╭─ Materials provided

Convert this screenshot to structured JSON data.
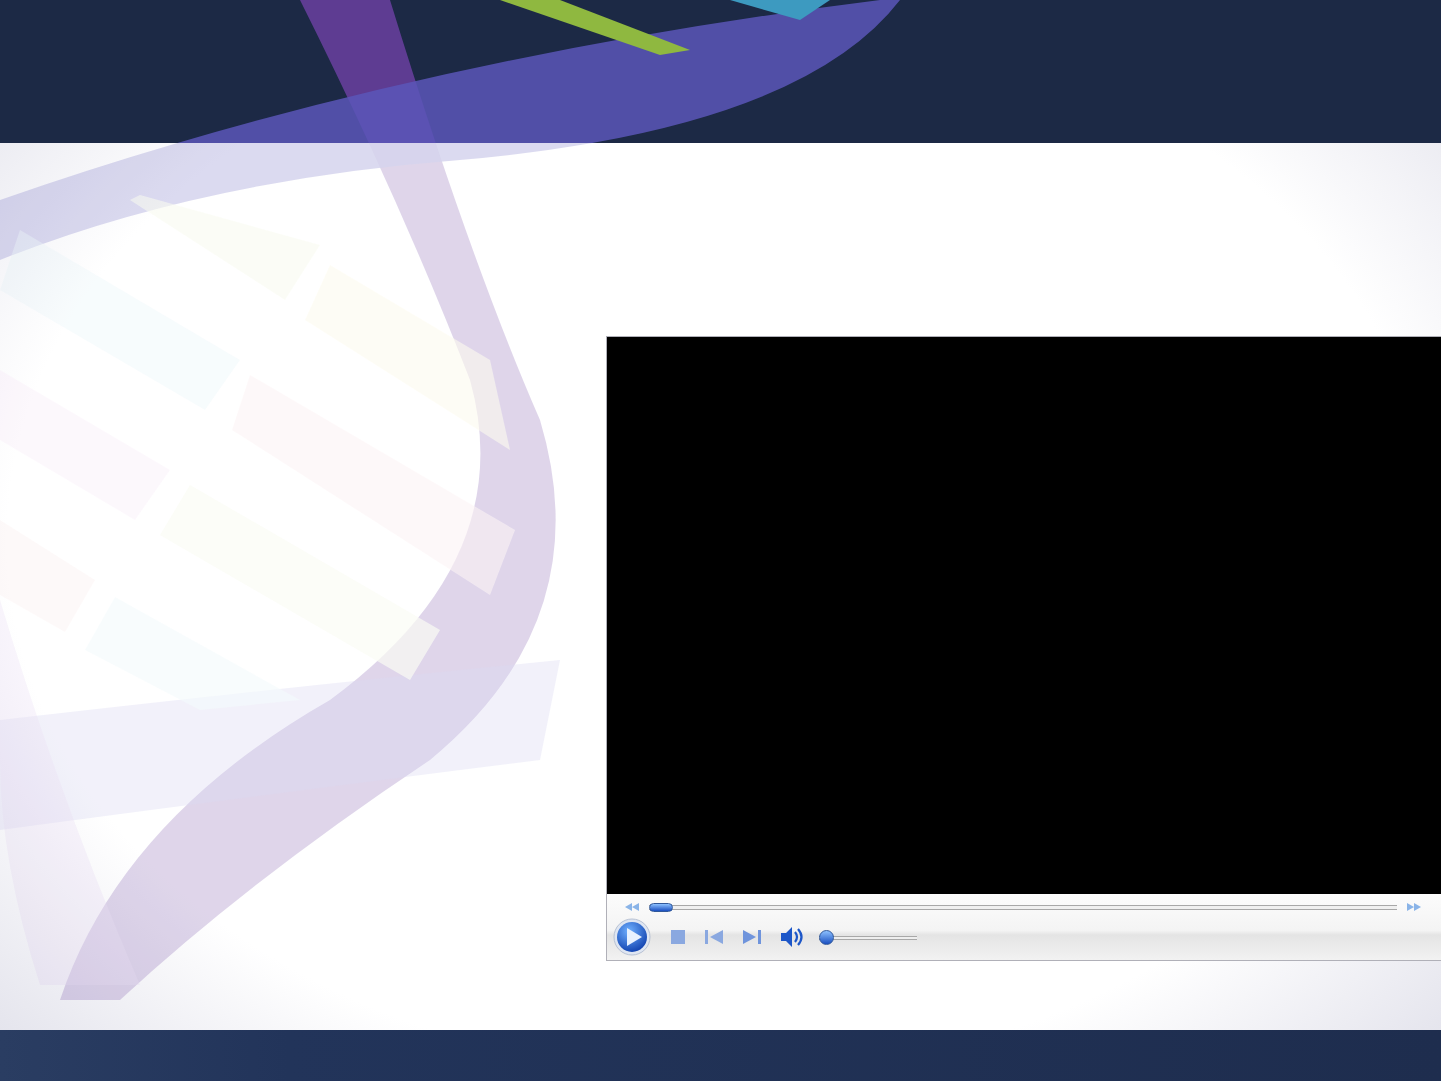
{
  "slide": {
    "video_player": {
      "playing": false,
      "seek": {
        "level": 0.0
      },
      "volume": {
        "level": 0.0
      }
    }
  }
}
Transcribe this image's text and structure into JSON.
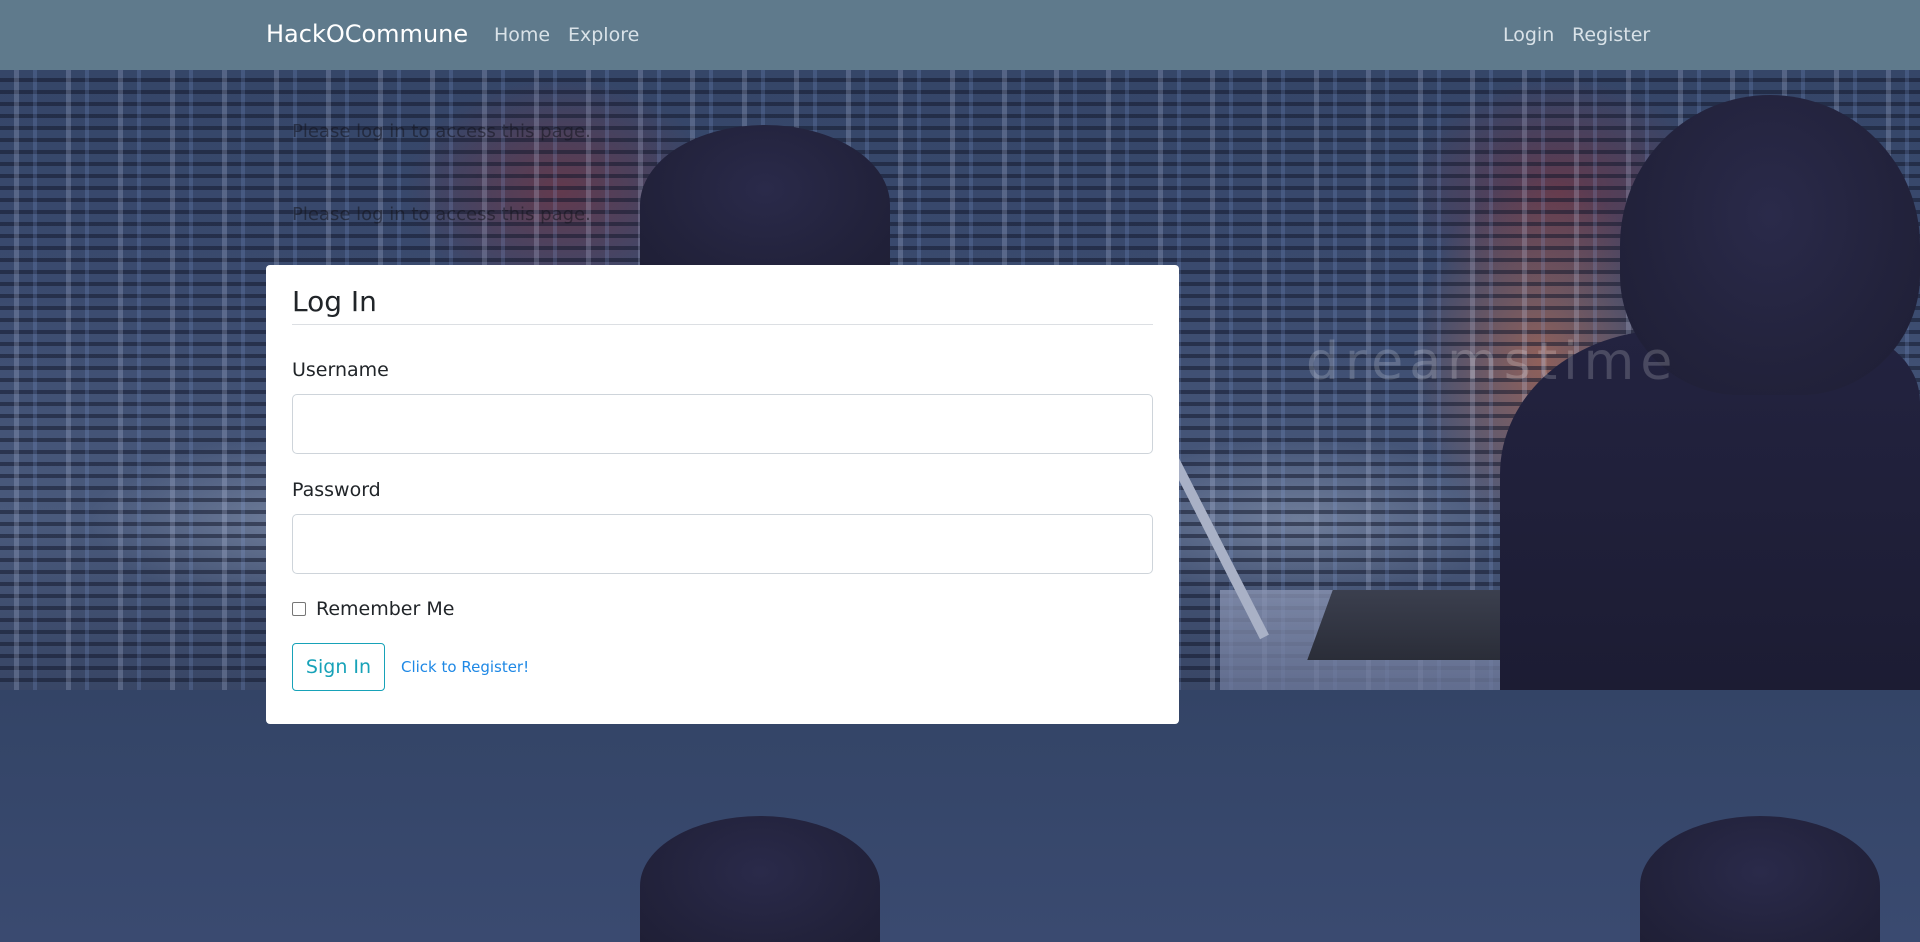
{
  "navbar": {
    "brand": "HackOCommune",
    "links": {
      "home": "Home",
      "explore": "Explore",
      "login": "Login",
      "register": "Register"
    },
    "background_color": "#5f7a8c"
  },
  "background": {
    "watermark": "dreamstime"
  },
  "flash_messages": [
    "Please log in to access this page.",
    "Please log in to access this page."
  ],
  "login_card": {
    "title": "Log In",
    "username_label": "Username",
    "username_value": "",
    "password_label": "Password",
    "password_value": "",
    "remember_label": "Remember Me",
    "remember_checked": false,
    "signin_label": "Sign In",
    "register_link": "Click to Register!",
    "accent_color": "#17a2b8",
    "link_color": "#1e88e5"
  }
}
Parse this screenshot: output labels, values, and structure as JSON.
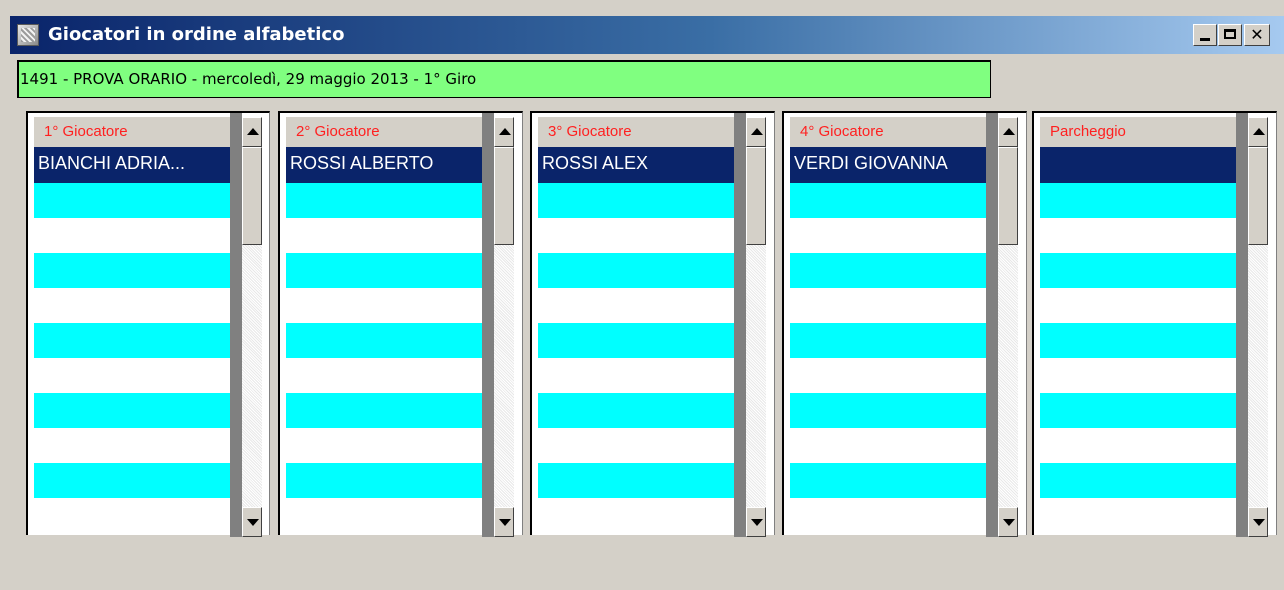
{
  "window": {
    "title": "Giocatori in ordine alfabetico",
    "icon": "app-icon"
  },
  "info_line": "1491 - PROVA ORARIO - mercoledì, 29 maggio 2013 - 1° Giro",
  "colors": {
    "info_bg": "#80ff80",
    "header_text": "#ff2020",
    "selected_bg": "#0a246a",
    "alt_row": "#00ffff"
  },
  "columns": [
    {
      "header": "1° Giocatore",
      "selected": "BIANCHI ADRIA..."
    },
    {
      "header": "2° Giocatore",
      "selected": "ROSSI ALBERTO"
    },
    {
      "header": "3° Giocatore",
      "selected": "ROSSI ALEX"
    },
    {
      "header": "4° Giocatore",
      "selected": "VERDI GIOVANNA"
    },
    {
      "header": "Parcheggio",
      "selected": ""
    }
  ]
}
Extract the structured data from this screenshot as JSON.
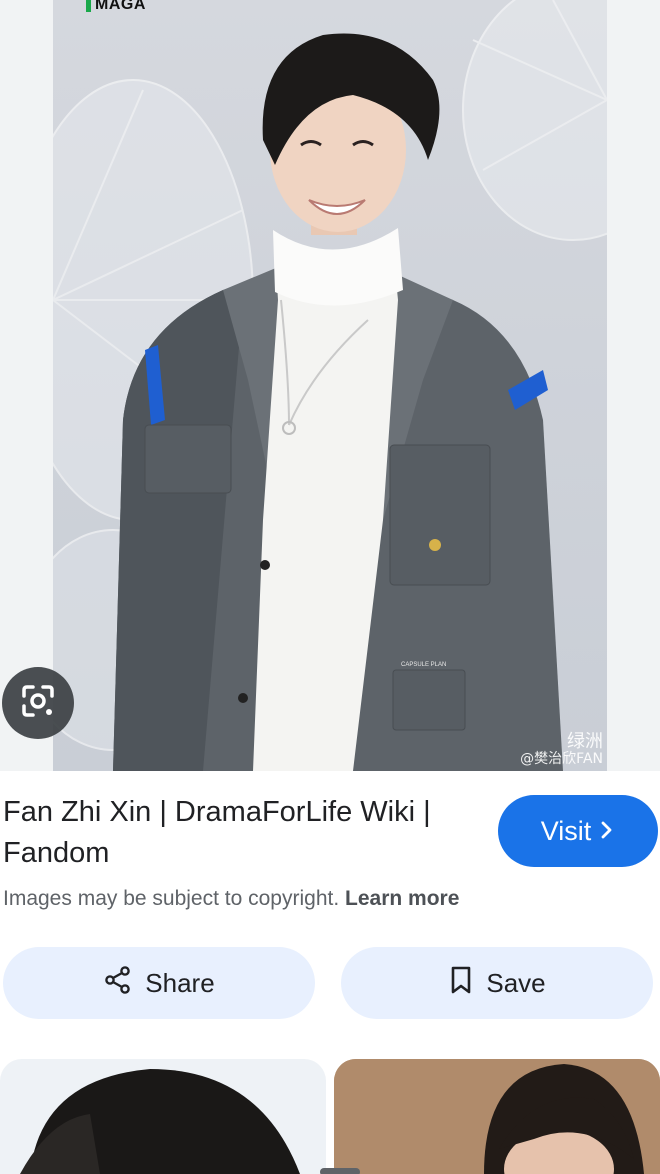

╰─

### Given instruction
Pictures don't belong in the copy. Transcribe every record exactly as it appears.

### Exercise answer
Convert this screenshot to structured JSON data.
{
  "slide": {
    "video_player": {
      "playing": false,
      "seek": {
        "level": 0.0
      },
      "volume": {
        "level": 0.0
      }
    }
  }
}
Transcribe this image's text and structure into JSON.
{
  "navbar": {
    "brand": "HackOCommune",
    "links": {
      "home": "Home",
      "explore": "Explore",
      "login": "Login",
      "register": "Register"
    },
    "background_color": "#5f7a8c"
  },
  "background": {
    "watermark": "dreamstime"
  },
  "flash_messages": [
    "Please log in to access this page.",
    "Please log in to access this page."
  ],
  "login_card": {
    "title": "Log In",
    "username_label": "Username",
    "username_value": "",
    "password_label": "Password",
    "password_value": "",
    "remember_label": "Remember Me",
    "remember_checked": false,
    "signin_label": "Sign In",
    "register_link": "Click to Register!",
    "accent_color": "#17a2b8",
    "link_color": "#1e88e5"
  }
}
Parse this screenshot: output labels, values, and structure as JSON.
{
  "window": {
    "title": "Giocatori in ordine alfabetico",
    "icon": "app-icon"
  },
  "info_line": "1491 - PROVA ORARIO - mercoledì, 29 maggio 2013 - 1° Giro",
  "colors": {
    "info_bg": "#80ff80",
    "header_text": "#ff2020",
    "selected_bg": "#0a246a",
    "alt_row": "#00ffff"
  },
  "columns": [
    {
      "header": "1° Giocatore",
      "selected": "BIANCHI ADRIA..."
    },
    {
      "header": "2° Giocatore",
      "selected": "ROSSI ALBERTO"
    },
    {
      "header": "3° Giocatore",
      "selected": "ROSSI ALEX"
    },
    {
      "header": "4° Giocatore",
      "selected": "VERDI GIOVANNA"
    },
    {
      "header": "Parcheggio",
      "selected": ""
    }
  ]
}
Extract the structured data from this screenshot as JSON.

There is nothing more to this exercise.